EXERCISE AIM:
Reproduce every entry below precisely. Pictures are excluded from the copy.

(Data entries)
------------------------------------

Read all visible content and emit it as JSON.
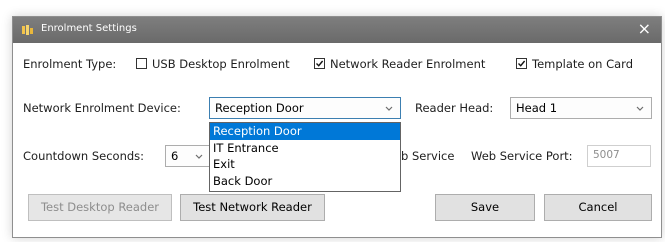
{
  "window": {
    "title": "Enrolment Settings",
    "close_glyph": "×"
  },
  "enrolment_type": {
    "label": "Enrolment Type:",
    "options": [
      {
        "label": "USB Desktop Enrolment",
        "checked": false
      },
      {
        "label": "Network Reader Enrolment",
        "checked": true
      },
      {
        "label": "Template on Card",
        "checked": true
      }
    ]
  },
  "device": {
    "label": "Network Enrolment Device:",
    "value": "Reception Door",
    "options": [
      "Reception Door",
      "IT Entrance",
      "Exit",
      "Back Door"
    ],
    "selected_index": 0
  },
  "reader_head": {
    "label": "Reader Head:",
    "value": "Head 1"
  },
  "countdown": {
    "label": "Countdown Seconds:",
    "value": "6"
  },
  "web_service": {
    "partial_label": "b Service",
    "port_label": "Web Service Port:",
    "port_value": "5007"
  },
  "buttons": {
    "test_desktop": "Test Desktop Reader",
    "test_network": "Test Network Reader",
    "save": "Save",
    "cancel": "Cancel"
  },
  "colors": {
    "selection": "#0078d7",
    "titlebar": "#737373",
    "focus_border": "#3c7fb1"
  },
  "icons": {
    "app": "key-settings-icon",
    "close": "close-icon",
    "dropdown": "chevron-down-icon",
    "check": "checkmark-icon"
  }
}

------------------------------------

EXERCISE RESULT:
Read all visible content and emit it as JSON.
{
  "window": {
    "title": "Enrolment Settings",
    "close_glyph": "×"
  },
  "enrolment_type": {
    "label": "Enrolment Type:",
    "options": [
      {
        "label": "USB Desktop Enrolment",
        "checked": false
      },
      {
        "label": "Network Reader Enrolment",
        "checked": true
      },
      {
        "label": "Template on Card",
        "checked": true
      }
    ]
  },
  "device": {
    "label": "Network Enrolment Device:",
    "value": "Reception Door",
    "options": [
      "Reception Door",
      "IT Entrance",
      "Exit",
      "Back Door"
    ],
    "selected_index": 0
  },
  "reader_head": {
    "label": "Reader Head:",
    "value": "Head 1"
  },
  "countdown": {
    "label": "Countdown Seconds:",
    "value": "6"
  },
  "web_service": {
    "partial_label": "b Service",
    "port_label": "Web Service Port:",
    "port_value": "5007"
  },
  "buttons": {
    "test_desktop": "Test Desktop Reader",
    "test_network": "Test Network Reader",
    "save": "Save",
    "cancel": "Cancel"
  },
  "colors": {
    "selection": "#0078d7",
    "titlebar": "#737373",
    "focus_border": "#3c7fb1"
  },
  "icons": {
    "app": "key-settings-icon",
    "close": "close-icon",
    "dropdown": "chevron-down-icon",
    "check": "checkmark-icon"
  }
}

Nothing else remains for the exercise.